*Selected extract:*
+++

Rackspace and The University of Texas leverages powerful computational research and new discovery

I would not have easily identified deep synergies between a large cloud provider and an academic institution, but they clearly exist. Rackspace Hosting, and The University of Texas at San Antonio (UTSA) have designed, built and deployed an advanced academic research software platform based upon OpenStack technologies.  This new computational power resource has been designed to revolutionize the way scientists and scholars use technology to accelerate their research efforts. Ok, this type of collaboration, clearly makes sense, but it would appear that the partnership goes a bit deeper than the obvious.

+++

*Aim of the exercise:*
Please transcribe everything in the article on the Rackspace and UTSA partnership from "I would not" down to "than the obvious.". The records that follow are separate material, unrelated to the article on the Rackspace and UTSA partnership.

+++

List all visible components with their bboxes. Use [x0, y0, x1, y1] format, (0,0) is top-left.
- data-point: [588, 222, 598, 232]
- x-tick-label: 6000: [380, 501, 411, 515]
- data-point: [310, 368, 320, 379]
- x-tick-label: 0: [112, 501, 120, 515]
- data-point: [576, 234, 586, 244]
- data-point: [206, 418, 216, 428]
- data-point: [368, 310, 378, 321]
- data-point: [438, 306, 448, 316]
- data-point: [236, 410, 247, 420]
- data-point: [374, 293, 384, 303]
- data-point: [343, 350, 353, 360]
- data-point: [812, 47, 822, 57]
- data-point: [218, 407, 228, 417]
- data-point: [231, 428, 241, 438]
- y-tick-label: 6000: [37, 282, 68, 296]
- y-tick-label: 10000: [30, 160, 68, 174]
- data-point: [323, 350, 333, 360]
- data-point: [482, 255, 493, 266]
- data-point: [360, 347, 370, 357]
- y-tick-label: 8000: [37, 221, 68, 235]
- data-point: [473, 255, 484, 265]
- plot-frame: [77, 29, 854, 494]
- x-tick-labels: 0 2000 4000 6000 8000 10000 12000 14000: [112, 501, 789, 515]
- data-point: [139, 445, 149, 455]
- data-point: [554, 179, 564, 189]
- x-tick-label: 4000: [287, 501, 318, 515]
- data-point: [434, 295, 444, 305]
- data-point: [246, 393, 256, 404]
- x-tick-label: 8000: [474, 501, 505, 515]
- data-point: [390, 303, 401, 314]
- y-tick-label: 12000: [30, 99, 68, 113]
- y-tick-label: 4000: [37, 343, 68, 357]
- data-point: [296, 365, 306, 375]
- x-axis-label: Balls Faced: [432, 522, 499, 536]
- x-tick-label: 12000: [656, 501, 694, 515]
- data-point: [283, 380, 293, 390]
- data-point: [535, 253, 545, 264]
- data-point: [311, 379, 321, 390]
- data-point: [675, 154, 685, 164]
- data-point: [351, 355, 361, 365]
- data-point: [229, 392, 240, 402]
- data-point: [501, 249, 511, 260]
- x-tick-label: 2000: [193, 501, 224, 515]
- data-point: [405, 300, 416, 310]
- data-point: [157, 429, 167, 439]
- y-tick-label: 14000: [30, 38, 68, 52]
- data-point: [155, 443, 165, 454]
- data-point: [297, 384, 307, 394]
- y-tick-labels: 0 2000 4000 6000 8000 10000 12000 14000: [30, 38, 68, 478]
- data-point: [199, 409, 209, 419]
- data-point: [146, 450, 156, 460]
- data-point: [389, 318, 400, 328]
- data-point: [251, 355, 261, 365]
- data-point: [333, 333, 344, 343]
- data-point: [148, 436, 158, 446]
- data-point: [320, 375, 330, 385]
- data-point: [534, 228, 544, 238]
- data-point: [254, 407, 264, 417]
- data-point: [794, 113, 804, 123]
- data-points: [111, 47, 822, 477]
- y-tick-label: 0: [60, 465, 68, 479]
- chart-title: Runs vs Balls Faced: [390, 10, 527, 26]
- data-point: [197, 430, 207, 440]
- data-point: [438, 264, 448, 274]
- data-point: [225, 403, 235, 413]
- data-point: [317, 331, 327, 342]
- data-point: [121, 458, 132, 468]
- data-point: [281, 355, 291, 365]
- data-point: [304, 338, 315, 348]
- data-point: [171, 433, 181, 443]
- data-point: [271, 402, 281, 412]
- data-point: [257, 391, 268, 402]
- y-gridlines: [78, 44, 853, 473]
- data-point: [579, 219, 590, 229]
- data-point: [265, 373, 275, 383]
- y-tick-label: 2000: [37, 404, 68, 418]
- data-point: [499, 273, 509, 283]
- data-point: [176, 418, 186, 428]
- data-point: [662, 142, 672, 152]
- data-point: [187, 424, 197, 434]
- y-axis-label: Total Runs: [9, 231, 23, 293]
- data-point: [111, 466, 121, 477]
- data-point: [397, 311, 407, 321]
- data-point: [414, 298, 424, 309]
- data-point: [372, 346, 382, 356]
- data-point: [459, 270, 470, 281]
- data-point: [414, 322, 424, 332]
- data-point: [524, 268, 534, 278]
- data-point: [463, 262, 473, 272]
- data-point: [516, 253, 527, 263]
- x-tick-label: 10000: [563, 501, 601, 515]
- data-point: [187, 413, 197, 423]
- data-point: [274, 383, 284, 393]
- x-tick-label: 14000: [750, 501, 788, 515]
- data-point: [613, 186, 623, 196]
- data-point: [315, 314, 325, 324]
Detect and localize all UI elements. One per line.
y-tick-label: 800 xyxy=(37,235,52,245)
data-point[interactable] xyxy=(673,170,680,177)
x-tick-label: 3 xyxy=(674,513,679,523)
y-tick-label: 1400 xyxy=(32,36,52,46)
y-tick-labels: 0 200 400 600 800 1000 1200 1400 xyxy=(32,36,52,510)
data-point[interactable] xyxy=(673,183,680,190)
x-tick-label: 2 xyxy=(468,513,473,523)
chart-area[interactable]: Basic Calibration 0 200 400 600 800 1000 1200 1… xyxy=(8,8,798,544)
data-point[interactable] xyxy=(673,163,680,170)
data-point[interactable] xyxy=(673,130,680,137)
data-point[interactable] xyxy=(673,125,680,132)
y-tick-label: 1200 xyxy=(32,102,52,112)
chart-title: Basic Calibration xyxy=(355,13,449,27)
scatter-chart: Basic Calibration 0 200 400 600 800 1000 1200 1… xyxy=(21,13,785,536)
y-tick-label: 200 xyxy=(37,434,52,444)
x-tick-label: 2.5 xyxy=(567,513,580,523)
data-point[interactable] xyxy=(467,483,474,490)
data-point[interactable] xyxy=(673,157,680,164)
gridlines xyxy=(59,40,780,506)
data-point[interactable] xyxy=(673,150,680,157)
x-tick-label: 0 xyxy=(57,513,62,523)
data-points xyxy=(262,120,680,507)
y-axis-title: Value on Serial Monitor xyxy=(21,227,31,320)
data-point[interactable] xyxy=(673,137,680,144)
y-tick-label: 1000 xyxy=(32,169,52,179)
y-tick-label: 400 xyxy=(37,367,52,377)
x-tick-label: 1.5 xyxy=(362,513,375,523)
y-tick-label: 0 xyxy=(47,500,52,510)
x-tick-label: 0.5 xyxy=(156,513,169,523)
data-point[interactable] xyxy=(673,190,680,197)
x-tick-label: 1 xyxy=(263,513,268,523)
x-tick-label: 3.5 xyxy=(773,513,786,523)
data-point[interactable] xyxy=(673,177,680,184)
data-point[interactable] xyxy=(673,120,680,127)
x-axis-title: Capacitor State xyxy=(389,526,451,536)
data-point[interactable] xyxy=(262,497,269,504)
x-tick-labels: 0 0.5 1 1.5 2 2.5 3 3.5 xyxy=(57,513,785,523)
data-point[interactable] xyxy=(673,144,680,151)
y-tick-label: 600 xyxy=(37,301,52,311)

+++

*Written response:*
I would not have easily identified deep synergies between a large cloud provider and an academic institution, but they clearly exist. Rackspace Hosting, and The University of Texas at San Antonio (UTSA) have designed, built and deployed an advanced academic research software platform based upon OpenStack technologies.  This new computational power resource has been designed to revolutionize the way scientists and scholars use technology to accelerate their research efforts. Ok, this type of collaboration, clearly makes sense, but it would appear that the partnership goes a bit deeper than the obvious.